> [WHAT IS NEEDED]:
Count, in the entries below, the lines in which "from" occurs. Give the number, nothing more.

> [RECORDED DATA]:
** begin **

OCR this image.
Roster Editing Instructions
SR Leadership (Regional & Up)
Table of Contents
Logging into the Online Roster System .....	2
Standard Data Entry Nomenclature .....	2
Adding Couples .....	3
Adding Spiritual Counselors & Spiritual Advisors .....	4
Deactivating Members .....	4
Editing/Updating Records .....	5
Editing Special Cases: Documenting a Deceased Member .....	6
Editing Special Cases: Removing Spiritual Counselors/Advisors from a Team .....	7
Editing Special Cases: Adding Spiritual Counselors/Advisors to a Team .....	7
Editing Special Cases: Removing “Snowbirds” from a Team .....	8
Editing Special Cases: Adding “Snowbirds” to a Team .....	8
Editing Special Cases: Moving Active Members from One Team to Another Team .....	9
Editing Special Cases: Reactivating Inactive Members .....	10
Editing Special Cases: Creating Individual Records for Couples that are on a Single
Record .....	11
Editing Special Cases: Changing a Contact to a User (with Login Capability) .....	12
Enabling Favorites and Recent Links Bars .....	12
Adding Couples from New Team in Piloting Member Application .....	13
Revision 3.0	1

** end **

> [ANSWER TO THIS EXERCISE]:
4